#### [RECORDED DATA]
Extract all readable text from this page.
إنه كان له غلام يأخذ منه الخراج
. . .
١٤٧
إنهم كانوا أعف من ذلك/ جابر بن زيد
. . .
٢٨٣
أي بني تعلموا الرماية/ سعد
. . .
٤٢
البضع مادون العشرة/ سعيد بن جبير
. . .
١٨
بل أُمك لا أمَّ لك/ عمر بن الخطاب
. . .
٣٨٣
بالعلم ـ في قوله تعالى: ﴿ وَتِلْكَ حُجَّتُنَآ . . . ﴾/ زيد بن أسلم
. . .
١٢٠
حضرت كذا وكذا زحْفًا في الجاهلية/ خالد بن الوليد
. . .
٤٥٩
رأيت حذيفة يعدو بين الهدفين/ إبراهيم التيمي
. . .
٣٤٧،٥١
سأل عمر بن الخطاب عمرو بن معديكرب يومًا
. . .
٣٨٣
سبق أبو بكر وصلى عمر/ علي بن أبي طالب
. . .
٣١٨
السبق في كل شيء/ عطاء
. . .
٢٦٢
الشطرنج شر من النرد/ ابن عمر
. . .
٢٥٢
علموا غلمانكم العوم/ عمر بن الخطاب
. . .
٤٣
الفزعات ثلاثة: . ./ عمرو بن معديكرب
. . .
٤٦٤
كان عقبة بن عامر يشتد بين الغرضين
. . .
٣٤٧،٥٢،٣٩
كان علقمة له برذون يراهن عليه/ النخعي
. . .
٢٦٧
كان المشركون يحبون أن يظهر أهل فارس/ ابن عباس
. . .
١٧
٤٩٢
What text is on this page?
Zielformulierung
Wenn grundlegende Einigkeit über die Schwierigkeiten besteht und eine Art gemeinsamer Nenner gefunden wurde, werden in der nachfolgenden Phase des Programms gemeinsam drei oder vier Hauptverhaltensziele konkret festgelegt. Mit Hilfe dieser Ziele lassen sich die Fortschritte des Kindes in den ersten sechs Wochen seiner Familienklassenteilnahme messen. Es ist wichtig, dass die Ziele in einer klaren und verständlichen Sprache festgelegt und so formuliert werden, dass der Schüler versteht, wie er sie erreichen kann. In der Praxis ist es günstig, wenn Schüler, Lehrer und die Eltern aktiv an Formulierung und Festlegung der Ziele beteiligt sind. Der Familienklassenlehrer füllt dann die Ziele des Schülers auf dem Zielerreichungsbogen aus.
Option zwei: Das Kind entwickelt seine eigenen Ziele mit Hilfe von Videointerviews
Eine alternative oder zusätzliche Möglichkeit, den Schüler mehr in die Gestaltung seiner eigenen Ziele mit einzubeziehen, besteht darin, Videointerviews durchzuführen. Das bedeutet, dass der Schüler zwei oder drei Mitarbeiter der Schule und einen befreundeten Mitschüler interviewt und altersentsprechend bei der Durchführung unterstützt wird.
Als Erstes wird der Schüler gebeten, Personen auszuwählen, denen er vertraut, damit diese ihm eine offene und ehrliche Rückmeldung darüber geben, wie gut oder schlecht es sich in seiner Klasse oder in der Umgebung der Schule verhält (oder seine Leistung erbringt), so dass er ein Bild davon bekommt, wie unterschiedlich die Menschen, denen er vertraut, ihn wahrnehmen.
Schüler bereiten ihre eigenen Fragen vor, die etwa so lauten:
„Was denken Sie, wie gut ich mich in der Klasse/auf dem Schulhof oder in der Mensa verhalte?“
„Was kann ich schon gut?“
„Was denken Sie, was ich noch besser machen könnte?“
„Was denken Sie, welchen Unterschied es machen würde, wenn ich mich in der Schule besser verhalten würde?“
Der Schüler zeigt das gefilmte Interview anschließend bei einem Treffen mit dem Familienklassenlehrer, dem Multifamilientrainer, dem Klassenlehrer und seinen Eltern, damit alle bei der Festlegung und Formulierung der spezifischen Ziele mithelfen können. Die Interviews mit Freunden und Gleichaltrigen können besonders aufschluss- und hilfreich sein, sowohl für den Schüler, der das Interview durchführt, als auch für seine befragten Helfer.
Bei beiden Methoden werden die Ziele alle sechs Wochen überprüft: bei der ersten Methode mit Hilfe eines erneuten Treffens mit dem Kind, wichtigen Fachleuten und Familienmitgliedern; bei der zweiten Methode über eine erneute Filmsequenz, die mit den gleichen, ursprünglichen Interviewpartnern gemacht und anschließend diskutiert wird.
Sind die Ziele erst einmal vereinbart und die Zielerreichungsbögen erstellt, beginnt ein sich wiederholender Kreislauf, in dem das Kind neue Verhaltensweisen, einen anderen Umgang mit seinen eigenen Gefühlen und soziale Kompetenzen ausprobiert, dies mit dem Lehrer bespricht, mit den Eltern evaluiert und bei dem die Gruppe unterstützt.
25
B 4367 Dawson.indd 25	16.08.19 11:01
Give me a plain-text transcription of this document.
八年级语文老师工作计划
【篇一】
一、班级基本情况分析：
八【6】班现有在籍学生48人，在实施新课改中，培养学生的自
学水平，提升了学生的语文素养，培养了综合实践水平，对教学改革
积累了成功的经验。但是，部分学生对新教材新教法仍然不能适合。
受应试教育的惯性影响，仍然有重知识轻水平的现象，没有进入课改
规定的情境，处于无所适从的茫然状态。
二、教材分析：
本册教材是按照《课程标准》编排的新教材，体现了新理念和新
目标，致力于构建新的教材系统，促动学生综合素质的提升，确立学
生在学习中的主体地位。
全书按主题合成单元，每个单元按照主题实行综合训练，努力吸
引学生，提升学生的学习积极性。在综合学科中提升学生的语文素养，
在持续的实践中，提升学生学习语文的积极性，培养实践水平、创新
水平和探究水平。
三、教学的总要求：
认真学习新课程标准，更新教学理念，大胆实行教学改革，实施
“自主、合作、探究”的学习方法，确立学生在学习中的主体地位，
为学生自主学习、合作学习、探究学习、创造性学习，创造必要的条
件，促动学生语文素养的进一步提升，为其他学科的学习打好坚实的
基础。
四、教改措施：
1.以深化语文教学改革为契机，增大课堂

#### [TASK OBJECTIVE]
Count each line with "anschließend" in it and report that figure by itself.

#### [TASK RESULT]
2